* _Stored records_
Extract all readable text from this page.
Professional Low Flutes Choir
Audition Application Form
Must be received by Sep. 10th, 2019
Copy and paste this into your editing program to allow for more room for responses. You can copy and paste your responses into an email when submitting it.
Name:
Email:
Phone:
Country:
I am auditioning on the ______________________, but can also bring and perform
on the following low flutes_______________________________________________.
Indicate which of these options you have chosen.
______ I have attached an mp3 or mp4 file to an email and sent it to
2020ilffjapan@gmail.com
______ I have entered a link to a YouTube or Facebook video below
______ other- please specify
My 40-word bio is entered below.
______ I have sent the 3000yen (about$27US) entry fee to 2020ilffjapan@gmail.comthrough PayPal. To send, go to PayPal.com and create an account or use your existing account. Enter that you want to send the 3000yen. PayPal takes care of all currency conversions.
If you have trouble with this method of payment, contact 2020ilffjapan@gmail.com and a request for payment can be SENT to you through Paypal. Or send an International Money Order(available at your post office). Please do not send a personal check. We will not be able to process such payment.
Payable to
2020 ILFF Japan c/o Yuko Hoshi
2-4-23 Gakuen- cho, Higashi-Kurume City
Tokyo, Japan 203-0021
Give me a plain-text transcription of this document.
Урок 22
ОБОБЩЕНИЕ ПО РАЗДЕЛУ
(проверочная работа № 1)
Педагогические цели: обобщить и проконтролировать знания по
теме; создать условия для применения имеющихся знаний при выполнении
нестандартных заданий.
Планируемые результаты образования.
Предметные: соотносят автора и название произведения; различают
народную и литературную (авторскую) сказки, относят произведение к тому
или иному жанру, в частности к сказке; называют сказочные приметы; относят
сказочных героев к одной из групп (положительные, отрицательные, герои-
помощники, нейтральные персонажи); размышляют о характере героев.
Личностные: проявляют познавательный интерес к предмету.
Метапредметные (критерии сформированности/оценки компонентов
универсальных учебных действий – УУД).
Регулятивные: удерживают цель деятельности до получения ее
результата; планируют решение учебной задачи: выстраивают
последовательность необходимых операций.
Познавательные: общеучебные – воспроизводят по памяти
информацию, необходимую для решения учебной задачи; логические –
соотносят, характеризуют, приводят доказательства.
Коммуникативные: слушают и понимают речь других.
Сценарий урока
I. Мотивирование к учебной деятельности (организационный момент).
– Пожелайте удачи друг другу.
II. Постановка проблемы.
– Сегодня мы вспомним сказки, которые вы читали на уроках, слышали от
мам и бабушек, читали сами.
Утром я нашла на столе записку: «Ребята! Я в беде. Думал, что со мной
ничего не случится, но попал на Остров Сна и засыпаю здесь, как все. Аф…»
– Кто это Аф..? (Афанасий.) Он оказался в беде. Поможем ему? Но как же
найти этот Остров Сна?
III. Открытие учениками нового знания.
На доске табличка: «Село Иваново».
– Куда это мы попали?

* _What to produce_
Show the lines where the word "Остров" appears in the entries.

* _Complete answer_
ничего не случится, но попал на Остров Сна и засыпаю здесь, как все. Аф…»
найти этот Остров Сна?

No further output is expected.